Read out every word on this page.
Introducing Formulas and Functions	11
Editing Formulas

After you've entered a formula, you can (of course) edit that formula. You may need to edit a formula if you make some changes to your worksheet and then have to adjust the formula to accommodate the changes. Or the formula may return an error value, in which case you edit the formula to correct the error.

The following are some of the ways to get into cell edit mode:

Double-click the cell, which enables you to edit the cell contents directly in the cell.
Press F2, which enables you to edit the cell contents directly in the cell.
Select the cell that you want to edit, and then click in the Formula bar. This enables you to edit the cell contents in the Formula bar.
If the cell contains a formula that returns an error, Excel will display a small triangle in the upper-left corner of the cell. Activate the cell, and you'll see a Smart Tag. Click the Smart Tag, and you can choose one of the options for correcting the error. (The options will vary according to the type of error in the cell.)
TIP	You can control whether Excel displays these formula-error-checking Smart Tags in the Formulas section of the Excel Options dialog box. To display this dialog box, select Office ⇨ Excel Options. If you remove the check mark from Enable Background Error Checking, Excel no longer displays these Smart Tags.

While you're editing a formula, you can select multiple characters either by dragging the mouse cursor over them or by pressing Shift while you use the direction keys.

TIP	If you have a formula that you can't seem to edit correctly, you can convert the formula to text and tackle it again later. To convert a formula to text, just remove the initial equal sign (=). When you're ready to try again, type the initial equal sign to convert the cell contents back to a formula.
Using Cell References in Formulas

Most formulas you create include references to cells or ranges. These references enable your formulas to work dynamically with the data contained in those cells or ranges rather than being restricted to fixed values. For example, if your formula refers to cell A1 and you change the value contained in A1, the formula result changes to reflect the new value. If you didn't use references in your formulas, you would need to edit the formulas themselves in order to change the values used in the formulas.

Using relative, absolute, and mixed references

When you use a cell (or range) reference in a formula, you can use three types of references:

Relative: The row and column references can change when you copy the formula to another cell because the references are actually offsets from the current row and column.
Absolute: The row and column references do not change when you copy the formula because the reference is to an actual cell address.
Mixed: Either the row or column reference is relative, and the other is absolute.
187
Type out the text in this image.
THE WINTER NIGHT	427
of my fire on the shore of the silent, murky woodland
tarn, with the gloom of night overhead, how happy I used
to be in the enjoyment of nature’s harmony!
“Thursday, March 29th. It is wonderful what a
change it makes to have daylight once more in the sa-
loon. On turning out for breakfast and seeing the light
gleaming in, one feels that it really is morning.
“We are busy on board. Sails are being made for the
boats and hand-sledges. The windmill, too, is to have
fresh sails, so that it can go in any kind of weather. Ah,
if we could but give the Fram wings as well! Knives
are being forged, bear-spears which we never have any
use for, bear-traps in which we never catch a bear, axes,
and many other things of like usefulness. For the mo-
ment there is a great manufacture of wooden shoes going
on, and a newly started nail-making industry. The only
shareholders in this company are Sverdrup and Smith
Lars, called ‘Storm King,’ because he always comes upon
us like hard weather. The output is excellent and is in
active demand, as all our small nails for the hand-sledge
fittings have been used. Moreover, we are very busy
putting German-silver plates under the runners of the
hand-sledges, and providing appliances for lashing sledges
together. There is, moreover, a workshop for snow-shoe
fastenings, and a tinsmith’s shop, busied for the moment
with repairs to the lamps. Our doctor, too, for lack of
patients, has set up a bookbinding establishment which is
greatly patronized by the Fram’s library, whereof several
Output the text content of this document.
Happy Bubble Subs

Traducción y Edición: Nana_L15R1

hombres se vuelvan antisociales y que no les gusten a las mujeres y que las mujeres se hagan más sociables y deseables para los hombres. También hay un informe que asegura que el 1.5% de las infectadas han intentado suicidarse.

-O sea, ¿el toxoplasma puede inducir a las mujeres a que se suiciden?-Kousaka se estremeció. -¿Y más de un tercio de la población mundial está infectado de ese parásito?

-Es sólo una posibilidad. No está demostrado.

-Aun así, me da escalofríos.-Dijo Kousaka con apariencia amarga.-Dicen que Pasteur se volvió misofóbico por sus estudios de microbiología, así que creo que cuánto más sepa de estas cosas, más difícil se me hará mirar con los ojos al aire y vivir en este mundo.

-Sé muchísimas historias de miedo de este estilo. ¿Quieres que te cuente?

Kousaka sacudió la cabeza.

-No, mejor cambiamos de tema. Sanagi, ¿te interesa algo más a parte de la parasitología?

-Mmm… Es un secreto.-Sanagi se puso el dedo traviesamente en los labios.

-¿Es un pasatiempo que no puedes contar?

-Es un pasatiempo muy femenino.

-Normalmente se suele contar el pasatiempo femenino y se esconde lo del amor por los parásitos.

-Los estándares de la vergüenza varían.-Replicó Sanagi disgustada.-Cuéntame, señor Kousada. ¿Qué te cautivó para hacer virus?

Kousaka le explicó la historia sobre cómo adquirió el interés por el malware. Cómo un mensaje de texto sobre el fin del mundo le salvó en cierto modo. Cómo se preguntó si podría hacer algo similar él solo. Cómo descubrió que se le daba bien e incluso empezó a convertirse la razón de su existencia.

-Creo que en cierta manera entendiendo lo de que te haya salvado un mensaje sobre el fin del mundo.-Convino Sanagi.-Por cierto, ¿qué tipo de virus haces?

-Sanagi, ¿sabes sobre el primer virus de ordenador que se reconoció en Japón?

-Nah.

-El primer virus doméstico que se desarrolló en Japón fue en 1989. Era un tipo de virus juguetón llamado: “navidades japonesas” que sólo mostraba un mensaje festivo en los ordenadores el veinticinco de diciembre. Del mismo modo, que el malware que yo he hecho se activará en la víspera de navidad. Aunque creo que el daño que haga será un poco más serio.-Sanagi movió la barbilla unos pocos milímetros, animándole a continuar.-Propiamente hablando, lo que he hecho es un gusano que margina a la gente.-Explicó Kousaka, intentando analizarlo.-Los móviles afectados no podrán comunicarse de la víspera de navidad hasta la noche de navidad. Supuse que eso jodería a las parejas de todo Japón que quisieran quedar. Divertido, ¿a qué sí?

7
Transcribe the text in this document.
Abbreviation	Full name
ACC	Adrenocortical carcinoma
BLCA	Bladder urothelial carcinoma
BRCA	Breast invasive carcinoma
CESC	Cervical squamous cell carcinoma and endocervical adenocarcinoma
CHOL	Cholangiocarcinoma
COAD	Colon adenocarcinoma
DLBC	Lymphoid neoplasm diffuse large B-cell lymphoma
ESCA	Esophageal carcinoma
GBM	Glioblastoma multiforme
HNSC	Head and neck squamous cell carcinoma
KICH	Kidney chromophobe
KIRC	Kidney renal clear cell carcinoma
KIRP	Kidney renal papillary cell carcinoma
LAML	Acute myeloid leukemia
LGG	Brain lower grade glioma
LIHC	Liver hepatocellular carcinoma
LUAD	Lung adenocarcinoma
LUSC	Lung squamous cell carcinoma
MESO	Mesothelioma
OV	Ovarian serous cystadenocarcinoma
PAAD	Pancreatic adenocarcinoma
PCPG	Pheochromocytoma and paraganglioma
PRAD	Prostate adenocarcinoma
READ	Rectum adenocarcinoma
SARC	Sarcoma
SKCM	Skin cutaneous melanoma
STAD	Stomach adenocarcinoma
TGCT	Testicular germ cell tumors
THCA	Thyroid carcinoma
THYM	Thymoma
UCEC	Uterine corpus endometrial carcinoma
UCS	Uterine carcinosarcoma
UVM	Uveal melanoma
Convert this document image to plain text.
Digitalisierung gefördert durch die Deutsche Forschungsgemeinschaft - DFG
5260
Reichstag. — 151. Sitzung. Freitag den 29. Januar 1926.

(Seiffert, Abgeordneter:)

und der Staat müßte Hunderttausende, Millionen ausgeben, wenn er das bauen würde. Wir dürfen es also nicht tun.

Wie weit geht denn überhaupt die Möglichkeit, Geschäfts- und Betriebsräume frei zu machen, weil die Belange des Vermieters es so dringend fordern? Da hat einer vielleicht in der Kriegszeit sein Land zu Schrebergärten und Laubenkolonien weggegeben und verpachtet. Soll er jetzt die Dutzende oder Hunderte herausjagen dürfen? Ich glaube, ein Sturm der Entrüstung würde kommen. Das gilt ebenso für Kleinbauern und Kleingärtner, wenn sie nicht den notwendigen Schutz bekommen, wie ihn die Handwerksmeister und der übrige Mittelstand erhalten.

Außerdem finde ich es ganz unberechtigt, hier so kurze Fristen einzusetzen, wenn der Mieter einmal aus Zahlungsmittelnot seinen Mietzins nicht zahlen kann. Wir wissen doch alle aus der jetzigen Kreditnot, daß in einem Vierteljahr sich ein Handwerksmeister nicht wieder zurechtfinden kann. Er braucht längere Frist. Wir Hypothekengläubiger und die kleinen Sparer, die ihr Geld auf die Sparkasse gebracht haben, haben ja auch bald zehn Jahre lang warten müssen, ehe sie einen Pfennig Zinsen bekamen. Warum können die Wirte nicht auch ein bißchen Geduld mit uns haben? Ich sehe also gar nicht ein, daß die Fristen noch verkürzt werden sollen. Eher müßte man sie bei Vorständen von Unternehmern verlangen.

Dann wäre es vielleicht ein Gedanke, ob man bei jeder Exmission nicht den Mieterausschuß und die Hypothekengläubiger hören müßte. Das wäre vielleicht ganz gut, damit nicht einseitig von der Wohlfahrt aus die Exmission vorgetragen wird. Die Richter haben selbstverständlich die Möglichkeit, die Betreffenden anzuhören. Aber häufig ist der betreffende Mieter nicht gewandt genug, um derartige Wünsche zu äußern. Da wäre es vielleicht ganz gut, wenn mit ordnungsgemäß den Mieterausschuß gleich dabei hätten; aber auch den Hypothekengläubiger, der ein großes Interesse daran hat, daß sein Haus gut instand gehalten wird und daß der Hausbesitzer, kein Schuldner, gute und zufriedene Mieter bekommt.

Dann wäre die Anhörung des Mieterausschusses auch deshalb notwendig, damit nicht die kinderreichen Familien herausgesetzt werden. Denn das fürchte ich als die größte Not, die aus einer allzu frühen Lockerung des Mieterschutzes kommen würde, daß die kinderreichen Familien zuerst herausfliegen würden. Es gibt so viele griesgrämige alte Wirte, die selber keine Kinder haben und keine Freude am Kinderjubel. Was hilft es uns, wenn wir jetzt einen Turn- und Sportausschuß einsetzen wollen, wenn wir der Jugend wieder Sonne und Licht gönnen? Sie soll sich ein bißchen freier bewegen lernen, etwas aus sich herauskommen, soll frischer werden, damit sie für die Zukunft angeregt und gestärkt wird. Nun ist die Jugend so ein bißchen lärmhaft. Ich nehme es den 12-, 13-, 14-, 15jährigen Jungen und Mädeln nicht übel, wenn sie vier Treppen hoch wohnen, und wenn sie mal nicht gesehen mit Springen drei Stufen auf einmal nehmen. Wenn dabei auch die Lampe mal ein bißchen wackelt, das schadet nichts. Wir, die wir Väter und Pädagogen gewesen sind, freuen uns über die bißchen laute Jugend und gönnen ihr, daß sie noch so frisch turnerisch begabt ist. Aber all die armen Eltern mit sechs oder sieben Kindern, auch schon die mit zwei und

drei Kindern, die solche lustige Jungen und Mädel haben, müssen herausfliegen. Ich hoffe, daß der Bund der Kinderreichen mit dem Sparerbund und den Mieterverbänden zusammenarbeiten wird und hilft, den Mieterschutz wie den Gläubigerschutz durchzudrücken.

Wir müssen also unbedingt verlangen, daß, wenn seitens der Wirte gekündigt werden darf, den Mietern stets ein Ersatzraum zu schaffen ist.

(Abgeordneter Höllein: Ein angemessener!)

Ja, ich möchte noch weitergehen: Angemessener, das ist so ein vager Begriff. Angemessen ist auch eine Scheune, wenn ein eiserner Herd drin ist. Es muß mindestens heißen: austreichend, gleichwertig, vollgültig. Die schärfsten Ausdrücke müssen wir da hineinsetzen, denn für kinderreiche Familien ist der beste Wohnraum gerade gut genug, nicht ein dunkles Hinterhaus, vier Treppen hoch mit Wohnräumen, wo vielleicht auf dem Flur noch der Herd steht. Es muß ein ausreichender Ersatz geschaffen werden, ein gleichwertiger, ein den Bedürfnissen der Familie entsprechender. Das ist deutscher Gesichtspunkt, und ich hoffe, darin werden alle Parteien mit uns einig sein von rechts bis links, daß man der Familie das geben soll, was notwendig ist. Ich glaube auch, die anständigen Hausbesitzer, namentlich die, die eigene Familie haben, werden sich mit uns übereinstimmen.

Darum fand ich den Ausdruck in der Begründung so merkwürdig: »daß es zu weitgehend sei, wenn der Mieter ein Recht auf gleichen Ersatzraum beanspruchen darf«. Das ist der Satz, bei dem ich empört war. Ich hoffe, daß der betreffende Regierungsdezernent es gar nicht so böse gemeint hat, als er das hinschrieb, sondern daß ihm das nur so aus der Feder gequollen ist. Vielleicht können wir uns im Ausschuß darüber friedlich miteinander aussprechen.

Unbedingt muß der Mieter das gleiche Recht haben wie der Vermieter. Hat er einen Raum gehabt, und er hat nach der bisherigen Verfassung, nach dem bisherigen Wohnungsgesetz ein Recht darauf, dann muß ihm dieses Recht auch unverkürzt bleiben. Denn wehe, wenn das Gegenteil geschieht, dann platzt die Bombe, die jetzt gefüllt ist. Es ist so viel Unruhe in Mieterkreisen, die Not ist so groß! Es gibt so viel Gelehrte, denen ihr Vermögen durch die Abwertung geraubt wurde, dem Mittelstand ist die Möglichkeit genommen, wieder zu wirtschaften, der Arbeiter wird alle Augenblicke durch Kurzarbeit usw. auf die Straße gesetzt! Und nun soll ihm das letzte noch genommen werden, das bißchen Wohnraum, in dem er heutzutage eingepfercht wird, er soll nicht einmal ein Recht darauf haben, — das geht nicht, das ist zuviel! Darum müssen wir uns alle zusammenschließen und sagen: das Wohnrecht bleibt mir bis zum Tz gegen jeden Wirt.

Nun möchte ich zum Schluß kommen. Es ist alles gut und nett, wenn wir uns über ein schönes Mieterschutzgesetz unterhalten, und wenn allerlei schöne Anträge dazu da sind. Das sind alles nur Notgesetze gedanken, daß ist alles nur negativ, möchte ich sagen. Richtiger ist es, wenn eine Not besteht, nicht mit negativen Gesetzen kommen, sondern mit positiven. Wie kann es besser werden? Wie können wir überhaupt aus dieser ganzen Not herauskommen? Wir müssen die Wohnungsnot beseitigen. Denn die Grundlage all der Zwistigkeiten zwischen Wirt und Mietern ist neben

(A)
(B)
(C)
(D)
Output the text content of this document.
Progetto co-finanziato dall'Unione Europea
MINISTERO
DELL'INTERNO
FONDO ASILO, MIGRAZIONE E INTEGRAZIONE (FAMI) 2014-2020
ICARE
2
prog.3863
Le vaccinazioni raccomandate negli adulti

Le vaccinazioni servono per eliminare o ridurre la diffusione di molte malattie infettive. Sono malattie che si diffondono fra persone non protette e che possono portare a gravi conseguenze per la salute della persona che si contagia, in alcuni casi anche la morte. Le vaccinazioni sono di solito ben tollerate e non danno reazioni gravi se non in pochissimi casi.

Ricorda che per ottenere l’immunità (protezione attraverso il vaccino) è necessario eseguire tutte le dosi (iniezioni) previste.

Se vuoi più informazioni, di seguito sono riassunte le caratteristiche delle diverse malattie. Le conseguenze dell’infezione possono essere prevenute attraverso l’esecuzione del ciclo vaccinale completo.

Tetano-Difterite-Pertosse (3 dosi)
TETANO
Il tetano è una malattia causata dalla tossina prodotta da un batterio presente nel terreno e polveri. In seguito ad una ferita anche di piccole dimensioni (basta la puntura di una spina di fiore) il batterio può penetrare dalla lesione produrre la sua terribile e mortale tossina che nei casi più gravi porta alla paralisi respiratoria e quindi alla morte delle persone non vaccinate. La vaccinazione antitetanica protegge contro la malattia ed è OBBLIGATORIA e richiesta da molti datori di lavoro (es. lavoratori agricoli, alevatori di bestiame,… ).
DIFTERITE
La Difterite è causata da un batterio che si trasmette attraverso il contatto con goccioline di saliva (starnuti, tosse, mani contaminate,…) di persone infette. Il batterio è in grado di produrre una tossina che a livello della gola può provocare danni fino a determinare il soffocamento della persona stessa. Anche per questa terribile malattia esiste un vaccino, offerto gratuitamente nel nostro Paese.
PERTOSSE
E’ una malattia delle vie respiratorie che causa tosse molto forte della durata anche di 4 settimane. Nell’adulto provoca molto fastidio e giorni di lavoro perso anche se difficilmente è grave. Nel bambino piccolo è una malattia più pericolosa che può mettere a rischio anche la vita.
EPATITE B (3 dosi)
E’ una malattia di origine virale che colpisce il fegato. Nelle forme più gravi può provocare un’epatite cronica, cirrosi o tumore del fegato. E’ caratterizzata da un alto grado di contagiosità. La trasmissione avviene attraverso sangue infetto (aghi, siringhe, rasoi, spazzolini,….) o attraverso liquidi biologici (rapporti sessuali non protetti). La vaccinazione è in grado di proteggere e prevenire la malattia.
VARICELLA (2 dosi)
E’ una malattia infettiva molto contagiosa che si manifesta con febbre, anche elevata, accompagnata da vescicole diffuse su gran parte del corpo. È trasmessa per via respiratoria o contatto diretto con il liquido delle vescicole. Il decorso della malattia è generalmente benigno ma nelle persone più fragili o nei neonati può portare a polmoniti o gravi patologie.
--- --- ---
## What to produce
Identify the lines in the entries above that contain "melanoma", then copy them out.

## Exercise output
SKCM	Skin cutaneous melanoma
UVM	Uveal melanoma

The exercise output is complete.